» Data supplied:
⁂

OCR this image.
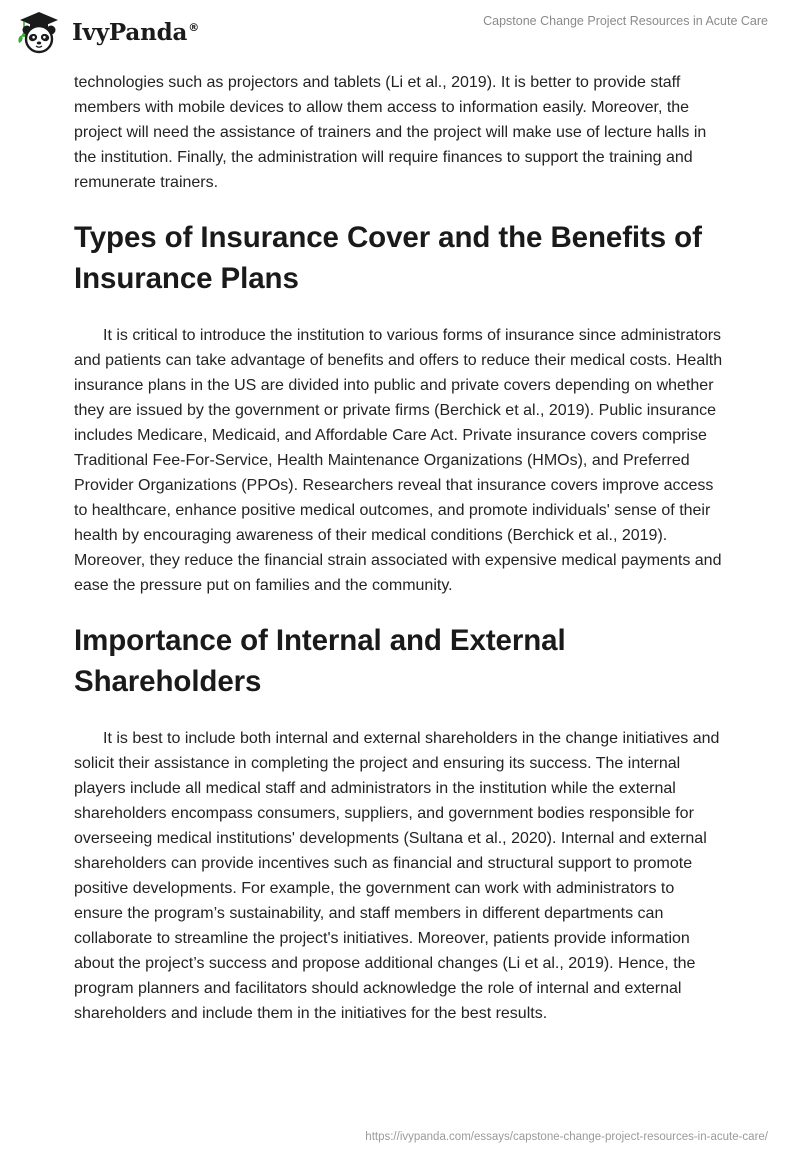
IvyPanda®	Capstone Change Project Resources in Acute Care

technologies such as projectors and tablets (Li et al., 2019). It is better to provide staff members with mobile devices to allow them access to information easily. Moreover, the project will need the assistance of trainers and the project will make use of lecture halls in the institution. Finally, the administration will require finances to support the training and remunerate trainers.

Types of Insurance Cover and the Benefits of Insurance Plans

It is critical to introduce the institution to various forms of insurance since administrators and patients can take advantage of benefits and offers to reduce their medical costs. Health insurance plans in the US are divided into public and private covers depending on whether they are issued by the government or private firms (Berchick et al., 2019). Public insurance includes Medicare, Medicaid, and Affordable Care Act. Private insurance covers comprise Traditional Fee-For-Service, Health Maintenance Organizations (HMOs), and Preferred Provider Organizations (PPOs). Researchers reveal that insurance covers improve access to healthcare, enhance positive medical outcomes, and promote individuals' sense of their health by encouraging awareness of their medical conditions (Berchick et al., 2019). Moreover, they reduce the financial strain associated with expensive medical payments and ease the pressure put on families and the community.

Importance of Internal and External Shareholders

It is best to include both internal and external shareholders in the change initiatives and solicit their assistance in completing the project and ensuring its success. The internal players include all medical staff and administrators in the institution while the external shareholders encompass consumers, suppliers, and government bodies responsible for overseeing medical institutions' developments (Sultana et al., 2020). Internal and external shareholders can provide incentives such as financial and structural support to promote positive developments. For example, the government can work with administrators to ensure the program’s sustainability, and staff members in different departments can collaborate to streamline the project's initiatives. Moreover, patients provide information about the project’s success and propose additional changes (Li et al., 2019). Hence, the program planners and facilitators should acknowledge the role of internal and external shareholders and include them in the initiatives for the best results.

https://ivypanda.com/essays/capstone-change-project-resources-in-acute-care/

⁂

Tally every line of the entries that contains the word "members", and respond with that number only.

2